Written instruction 1
In the passage on expected value, what must the probabilities of the possible outcomes add up to?
Written instruction 2
List each possible investment outcome in the expected value passage, with its probability.
Written instruction 3
From the expected value passage, return the text starting at "Notice that the" and ending at "probability of Z)".

Watch this video, which gives an example of the relationship between risk and reward.

The expected value is simply an average but with probabilities attached. For example, suppose that you have these three possible investment outcomes with their respective probabilities of occurring:

Investment Outcome |
Probability |

Profit $100,000 |
0.30 |

Profit$50,000 |
0.40 |

No profit and no loss |
0.30 |

Notice that the sum of these probabilities needs to add up to 1.00 (or 100%). To compute your "average" profits, you need to consider their probabilities. This average is normally called the "expected value" in statistics. Using this example, the expected value is computed as follows: (100,000x0.30) + (50,000x0.40) + (0x0.30) = 30,000 + 20,000 + 0 = 50,000. Therefore, you expect to receive $50,000 from this investment project. In general, the expected value formula is:

Expected Value = (outcome A x probability of A) + (outcome B x probability of B) + ... + (outcome of Z x probability of Z)

where the sum of the probabilities add up to 1.00.

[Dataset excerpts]
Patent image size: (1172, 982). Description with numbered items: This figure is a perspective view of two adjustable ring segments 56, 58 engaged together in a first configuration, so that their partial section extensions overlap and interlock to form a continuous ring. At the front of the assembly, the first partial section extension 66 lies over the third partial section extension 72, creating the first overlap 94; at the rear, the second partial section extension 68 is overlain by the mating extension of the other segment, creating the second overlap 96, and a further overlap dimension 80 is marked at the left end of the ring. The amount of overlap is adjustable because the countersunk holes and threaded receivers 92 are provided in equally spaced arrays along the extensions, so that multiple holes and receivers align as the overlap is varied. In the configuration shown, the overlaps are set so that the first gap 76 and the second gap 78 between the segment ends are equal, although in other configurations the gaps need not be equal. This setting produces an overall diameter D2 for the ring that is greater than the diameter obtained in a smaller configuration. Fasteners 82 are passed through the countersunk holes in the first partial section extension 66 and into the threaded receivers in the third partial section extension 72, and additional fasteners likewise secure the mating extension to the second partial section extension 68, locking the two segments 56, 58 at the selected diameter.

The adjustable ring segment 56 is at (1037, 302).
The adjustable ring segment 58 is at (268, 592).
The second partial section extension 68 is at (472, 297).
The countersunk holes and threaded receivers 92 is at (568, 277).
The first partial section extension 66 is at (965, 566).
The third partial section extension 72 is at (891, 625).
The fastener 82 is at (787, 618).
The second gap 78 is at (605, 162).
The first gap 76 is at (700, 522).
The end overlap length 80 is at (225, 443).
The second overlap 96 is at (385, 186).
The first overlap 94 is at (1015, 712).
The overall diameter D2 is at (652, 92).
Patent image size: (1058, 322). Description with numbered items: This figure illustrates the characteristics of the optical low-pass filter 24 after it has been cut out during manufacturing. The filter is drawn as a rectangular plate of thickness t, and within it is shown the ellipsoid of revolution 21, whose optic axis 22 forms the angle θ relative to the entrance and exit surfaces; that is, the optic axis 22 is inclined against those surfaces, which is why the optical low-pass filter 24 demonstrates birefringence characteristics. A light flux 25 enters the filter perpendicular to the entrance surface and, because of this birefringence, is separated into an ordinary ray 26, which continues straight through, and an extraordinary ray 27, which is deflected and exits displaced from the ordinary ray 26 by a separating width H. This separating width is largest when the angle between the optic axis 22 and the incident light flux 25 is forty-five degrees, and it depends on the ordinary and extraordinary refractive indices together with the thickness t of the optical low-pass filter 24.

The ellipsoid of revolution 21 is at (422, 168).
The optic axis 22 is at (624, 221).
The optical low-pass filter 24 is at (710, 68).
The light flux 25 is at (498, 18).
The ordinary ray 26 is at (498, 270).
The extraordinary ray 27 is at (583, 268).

Task answer 1
They must add up to 1.00 (or 100%).

Task answer 2
- Profit $100,000: 0.30
- Profit $50,000: 0.40
- No profit and no loss: 0.30

Task answer 3
Notice that the sum of these probabilities needs to add up to 1.00 (or 100%). To compute your "average" profits, you need to consider their probabilities. This average is normally called the "expected value" in statistics. Using this example, the expected value is computed as follows: (100,000x0.30) + (50,000x0.40) + (0x0.30) = 30,000 + 20,000 + 0 = 50,000. Therefore, you expect to receive $50,000 from this investment project. In general, the expected value formula is:

Expected Value = (outcome A x probability of A) + (outcome B x probability of B) + ... + (outcome of Z x probability of Z)